**Stated goal:** Render the material again word for word, skipping the pictures in it.

**Dataset:**
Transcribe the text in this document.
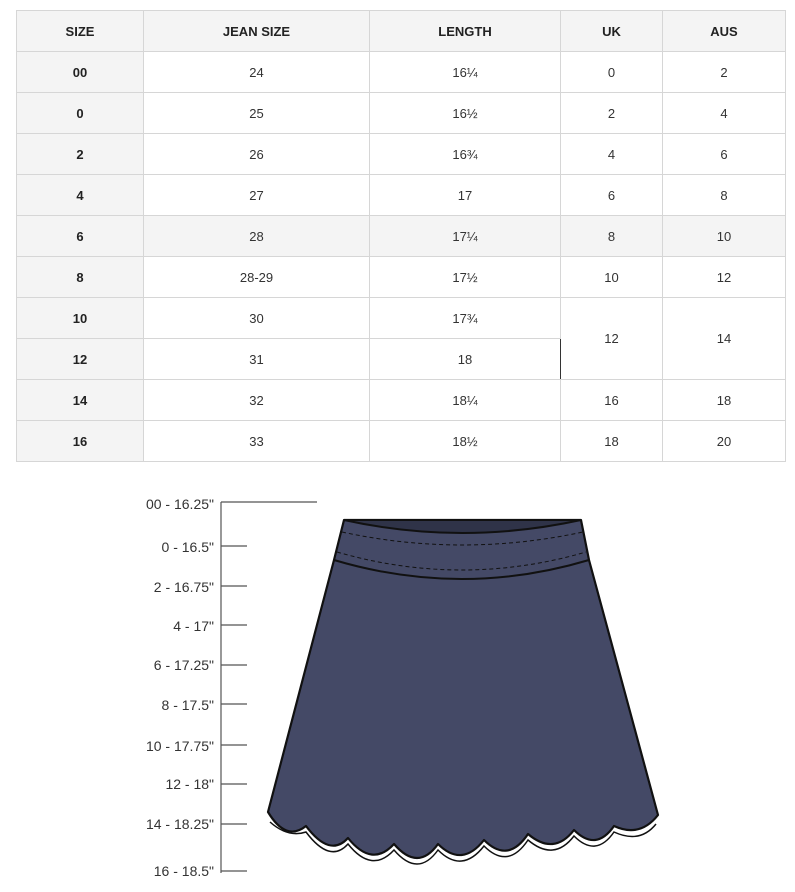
SIZE	JEAN SIZE	LENGTH	UK	AUS
00	24	16¼	0	2
0	25	16½	2	4
2	26	16¾	4	6
4	27	17	6	8
6	28	17¼	8	10
8	28-29	17½	10	12
10	30	17¾	12	14
12	31	18		
14	32	18¼	16	18
16	33	18½	18	20
00 - 16.25"
0 - 16.5"
2 - 16.75"
4 - 17"
6 - 17.25"
8 - 17.5"
10 - 17.75"
12 - 18"
14 - 18.25"
16 - 18.5"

**Expected output:**
Transcribe the text in this document.
SIZE	JEAN SIZE	LENGTH	UK	AUS
00	24	16¼	0	2
0	25	16½	2	4
2	26	16¾	4	6
4	27	17	6	8
6	28	17¼	8	10
8	28-29	17½	10	12
10	30	17¾	12	14
12	31	18		
14	32	18¼	16	18
16	33	18½	18	20
00 - 16.25"
0 - 16.5"
2 - 16.75"
4 - 17"
6 - 17.25"
8 - 17.5"
10 - 17.75"
12 - 18"
14 - 18.25"
16 - 18.5"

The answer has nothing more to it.